-- BEGIN Extracted records --
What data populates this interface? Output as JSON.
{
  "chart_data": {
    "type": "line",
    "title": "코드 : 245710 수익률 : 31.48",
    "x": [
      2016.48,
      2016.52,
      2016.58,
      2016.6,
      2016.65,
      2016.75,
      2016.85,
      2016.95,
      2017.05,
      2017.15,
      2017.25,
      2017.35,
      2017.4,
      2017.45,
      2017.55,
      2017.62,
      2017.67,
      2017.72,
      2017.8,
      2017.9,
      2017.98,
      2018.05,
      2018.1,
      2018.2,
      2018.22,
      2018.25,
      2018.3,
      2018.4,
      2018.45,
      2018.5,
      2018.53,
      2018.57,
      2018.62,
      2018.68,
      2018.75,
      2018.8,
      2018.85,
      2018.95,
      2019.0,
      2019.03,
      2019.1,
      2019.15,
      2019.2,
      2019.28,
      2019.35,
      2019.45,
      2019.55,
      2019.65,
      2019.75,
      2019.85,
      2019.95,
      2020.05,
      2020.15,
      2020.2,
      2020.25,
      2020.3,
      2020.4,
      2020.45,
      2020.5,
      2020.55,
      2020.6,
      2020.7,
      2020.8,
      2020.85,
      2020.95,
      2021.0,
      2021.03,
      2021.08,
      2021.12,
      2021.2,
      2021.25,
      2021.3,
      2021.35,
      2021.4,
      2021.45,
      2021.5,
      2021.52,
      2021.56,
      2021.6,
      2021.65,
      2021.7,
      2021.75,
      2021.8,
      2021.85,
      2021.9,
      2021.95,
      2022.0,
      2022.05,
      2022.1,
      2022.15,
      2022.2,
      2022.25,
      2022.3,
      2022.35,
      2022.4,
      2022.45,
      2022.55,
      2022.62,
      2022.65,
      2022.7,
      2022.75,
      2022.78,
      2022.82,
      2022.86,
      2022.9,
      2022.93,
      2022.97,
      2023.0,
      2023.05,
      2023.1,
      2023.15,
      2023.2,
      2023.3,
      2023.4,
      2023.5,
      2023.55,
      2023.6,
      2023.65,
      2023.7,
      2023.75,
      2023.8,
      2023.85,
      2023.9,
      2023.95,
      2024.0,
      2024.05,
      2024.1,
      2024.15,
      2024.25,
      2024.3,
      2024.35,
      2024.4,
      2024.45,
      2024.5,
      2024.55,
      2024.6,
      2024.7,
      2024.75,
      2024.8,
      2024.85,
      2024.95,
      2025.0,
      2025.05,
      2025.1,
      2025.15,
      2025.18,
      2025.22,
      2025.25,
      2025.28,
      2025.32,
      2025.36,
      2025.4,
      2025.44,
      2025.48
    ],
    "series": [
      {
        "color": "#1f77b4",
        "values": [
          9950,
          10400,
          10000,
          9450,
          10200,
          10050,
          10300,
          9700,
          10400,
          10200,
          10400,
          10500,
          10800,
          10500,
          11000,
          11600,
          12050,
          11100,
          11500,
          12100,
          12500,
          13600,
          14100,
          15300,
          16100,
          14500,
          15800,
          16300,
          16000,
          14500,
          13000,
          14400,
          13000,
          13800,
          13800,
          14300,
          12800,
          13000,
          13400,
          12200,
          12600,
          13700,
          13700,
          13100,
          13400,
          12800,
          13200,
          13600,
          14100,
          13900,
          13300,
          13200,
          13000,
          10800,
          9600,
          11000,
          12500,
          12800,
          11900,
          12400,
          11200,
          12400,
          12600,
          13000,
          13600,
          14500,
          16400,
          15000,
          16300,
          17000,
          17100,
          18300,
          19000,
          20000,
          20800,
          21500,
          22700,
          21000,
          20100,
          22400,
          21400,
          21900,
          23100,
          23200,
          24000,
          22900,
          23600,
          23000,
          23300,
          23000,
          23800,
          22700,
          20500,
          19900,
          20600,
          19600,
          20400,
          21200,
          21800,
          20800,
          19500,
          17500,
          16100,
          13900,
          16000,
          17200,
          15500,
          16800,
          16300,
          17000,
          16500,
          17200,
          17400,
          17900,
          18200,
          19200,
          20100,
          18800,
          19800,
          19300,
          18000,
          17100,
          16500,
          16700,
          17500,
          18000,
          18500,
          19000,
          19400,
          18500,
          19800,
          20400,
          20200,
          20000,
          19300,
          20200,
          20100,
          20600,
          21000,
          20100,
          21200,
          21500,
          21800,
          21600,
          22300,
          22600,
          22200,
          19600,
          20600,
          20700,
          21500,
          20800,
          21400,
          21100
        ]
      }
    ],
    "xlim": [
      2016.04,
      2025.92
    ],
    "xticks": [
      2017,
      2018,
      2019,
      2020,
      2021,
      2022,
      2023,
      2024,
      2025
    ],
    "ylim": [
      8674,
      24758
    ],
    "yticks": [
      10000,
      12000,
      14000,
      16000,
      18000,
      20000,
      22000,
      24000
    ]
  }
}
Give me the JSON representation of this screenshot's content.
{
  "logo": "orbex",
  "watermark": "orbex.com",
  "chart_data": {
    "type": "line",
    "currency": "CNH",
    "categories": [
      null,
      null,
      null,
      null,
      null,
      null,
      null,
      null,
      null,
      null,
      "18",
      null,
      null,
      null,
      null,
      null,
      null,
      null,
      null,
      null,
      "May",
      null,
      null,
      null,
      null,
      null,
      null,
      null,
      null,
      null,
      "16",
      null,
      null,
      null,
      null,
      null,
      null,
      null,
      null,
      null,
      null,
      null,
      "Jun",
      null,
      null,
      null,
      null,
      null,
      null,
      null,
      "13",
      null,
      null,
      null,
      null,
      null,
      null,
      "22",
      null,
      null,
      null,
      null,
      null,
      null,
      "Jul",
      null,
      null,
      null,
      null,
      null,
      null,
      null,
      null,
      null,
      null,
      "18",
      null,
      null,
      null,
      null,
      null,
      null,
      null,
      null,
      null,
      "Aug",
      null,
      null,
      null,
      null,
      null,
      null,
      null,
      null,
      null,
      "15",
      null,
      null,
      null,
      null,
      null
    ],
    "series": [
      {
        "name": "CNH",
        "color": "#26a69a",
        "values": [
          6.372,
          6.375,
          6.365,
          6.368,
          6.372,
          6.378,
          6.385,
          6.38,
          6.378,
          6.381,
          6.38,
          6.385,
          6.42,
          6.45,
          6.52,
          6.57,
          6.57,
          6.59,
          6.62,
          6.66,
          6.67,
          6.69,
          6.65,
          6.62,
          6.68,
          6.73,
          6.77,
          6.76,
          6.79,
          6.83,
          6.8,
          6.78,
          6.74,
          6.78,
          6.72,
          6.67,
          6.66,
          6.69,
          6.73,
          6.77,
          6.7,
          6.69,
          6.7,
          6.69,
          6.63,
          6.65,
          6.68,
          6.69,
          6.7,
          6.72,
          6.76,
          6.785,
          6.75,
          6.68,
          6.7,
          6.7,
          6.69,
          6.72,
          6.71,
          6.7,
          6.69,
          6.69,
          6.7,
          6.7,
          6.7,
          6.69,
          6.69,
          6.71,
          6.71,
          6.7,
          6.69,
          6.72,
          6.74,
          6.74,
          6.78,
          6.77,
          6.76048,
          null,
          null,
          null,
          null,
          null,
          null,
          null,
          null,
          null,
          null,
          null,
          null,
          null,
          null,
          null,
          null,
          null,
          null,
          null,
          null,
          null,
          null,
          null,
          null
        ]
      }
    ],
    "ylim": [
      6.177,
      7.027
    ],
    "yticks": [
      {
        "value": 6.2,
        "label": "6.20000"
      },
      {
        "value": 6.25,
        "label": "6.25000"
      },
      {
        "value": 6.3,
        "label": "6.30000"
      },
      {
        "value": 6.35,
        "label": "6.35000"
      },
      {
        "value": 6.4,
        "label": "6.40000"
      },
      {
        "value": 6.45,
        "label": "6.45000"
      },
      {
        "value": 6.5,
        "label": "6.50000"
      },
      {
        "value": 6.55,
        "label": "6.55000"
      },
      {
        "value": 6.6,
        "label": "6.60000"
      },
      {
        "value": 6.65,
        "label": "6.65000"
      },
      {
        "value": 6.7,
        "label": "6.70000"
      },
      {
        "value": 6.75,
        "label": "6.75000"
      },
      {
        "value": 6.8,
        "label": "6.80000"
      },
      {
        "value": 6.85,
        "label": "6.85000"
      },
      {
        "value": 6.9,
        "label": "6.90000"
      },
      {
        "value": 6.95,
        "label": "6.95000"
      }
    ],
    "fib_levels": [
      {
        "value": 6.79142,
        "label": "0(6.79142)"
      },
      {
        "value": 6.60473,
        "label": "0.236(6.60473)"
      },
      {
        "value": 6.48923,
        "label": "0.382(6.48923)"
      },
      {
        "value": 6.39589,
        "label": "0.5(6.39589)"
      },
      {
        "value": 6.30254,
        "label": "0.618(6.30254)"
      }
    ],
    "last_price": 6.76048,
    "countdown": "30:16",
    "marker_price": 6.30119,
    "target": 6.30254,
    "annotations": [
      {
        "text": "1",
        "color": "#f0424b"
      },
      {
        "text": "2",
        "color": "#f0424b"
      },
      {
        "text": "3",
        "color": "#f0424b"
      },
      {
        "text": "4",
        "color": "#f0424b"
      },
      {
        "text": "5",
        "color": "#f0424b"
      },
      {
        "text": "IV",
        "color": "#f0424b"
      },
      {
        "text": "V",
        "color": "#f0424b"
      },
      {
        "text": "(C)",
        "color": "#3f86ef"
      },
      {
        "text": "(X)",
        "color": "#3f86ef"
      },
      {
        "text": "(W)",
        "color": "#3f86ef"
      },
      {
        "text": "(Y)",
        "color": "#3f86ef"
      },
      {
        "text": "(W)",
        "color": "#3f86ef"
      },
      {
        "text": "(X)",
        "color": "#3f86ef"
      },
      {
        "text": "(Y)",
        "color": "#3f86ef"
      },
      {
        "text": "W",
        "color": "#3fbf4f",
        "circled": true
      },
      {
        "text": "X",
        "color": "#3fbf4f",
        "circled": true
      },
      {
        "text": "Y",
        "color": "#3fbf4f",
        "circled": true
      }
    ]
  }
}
-- END Extracted records --
Goal.
Copy each line above where the string "JSON" occurs.

Full response.
What data populates this interface? Output as JSON.
Give me the JSON representation of this screenshot's content.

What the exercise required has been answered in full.